BEGIN Material for this exercise

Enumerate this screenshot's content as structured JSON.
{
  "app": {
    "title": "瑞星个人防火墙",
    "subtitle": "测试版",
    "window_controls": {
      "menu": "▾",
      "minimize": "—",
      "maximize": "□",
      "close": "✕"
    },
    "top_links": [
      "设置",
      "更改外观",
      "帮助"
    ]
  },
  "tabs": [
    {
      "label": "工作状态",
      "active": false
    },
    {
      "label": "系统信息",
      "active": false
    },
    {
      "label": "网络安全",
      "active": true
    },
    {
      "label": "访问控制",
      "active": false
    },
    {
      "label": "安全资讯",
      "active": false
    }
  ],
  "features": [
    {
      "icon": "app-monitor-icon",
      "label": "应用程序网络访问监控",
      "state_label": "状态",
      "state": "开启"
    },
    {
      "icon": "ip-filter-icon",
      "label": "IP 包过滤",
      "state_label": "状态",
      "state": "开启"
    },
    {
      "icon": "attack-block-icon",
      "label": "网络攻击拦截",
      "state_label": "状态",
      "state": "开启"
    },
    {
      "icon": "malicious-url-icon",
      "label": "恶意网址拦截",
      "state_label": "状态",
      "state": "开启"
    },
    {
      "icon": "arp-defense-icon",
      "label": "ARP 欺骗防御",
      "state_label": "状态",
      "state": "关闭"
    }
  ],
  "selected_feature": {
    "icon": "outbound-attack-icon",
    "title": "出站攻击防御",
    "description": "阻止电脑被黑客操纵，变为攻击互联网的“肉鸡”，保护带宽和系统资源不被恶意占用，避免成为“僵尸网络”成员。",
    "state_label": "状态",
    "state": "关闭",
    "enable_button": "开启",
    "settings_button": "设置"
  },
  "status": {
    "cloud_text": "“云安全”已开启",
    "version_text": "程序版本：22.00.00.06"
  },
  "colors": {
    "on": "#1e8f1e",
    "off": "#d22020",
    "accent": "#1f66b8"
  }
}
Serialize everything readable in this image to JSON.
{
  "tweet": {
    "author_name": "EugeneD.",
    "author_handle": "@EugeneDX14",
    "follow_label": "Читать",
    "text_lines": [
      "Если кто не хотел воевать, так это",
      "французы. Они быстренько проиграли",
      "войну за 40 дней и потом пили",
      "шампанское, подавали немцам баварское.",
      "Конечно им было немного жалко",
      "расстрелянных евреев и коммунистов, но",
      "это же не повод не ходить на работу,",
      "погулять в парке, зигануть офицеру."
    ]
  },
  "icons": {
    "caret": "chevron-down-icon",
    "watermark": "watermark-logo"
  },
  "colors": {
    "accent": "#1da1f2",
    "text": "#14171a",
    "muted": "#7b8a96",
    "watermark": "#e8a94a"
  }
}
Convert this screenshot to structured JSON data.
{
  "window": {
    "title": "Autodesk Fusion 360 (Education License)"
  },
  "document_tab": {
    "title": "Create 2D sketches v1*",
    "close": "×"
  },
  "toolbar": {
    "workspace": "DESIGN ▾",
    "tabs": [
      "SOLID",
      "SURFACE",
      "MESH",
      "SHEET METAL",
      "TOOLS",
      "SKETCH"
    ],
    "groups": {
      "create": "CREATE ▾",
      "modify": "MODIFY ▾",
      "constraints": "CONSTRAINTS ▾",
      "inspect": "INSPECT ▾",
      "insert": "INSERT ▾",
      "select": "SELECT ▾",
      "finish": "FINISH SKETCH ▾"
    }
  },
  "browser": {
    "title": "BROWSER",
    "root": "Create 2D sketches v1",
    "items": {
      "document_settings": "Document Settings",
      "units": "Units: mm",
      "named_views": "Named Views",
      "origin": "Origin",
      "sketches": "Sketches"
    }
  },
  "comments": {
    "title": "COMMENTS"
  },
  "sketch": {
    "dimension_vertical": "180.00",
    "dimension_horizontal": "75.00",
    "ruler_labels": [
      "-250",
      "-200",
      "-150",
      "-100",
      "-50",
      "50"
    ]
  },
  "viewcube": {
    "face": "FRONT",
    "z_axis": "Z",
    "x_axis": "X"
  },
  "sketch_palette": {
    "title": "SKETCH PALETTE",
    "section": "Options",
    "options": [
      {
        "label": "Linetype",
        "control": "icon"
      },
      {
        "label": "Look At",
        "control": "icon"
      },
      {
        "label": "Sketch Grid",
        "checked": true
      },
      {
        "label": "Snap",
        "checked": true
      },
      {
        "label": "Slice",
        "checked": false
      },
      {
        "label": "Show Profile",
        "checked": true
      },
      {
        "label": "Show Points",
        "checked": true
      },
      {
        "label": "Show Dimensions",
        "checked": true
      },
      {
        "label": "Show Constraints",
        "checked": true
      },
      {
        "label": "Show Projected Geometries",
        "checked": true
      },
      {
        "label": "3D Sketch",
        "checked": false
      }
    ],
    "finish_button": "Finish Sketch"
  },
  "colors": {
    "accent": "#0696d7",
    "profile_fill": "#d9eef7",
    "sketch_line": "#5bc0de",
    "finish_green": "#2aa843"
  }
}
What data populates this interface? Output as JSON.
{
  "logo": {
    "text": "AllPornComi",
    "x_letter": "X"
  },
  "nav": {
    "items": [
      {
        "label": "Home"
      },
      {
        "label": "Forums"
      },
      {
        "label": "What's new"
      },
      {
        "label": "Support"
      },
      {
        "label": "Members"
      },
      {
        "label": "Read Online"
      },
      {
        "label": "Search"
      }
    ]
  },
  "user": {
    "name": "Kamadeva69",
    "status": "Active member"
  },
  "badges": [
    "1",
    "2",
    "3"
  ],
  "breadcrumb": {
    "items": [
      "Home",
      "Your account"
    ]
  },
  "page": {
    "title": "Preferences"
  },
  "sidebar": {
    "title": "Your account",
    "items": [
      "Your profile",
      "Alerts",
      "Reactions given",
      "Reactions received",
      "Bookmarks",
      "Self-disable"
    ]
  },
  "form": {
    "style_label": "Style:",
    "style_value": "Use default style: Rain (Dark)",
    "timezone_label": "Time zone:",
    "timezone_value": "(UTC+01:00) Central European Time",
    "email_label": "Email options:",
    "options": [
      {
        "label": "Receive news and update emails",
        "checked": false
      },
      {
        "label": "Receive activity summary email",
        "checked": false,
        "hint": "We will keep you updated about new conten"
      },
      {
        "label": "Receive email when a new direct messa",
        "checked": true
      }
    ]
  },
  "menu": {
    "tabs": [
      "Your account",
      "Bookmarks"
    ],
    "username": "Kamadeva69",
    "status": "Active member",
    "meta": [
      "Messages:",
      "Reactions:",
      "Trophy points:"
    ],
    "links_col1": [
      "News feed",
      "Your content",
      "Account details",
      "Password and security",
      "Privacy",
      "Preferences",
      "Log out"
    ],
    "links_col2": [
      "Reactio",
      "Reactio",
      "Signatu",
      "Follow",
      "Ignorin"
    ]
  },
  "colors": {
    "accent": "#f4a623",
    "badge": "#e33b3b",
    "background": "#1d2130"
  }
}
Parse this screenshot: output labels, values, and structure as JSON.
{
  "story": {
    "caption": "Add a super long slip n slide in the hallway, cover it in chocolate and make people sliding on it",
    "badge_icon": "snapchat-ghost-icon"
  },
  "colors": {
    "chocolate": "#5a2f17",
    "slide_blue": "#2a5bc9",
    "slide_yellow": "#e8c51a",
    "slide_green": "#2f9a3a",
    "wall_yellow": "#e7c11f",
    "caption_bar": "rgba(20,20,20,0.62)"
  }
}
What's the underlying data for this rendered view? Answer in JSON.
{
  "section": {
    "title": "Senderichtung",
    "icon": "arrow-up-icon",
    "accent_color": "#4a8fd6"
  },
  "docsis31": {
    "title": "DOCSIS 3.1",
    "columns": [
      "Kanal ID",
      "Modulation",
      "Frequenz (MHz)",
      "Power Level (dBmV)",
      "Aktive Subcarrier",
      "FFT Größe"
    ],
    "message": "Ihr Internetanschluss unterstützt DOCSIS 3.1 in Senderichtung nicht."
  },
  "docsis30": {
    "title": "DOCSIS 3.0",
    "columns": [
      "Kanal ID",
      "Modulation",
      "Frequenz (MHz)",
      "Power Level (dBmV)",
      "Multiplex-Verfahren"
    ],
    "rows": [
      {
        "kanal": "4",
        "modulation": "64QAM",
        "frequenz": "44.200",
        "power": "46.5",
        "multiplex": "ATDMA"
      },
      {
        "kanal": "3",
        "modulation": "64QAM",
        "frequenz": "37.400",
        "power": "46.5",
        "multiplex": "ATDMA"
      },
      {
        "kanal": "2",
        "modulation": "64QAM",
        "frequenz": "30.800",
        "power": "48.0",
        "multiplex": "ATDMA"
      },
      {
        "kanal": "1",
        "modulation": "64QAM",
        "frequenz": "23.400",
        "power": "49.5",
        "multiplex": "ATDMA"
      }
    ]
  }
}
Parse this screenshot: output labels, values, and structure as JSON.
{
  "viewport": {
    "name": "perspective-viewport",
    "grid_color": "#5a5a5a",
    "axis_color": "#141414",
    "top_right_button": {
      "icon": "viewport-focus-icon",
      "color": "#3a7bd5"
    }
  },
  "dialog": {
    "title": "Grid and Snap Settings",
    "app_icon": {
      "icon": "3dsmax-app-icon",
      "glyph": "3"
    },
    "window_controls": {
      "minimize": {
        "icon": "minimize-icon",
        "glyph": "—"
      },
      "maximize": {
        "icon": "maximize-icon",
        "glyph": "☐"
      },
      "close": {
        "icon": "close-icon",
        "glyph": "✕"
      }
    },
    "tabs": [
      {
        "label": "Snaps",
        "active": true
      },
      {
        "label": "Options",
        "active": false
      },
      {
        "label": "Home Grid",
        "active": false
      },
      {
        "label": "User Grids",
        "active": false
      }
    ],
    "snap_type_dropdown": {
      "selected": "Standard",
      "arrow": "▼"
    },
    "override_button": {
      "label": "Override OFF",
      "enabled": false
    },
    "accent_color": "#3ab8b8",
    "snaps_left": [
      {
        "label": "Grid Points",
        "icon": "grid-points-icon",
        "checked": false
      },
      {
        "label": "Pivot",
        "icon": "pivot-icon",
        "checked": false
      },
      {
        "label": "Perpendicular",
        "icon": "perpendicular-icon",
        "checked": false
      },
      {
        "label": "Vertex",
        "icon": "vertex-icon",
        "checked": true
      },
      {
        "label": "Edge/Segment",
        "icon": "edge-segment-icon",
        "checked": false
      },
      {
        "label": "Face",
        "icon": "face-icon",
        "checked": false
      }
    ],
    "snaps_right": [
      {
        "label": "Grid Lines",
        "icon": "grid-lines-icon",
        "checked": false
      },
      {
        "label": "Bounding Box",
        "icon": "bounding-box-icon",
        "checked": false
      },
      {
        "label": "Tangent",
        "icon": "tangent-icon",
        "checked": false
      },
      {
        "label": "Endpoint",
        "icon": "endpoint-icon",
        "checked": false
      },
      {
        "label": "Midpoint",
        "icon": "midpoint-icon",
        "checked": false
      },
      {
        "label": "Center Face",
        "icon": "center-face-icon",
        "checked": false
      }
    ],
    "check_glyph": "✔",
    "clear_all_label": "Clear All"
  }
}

END Material for this exercise

What you should do ::
Look for "data" and pull out every line that has it.

Task response ::
Convert this screenshot to structured JSON data.
What data populates this interface? Output as JSON.
What's the underlying data for this rendered view? Answer in JSON.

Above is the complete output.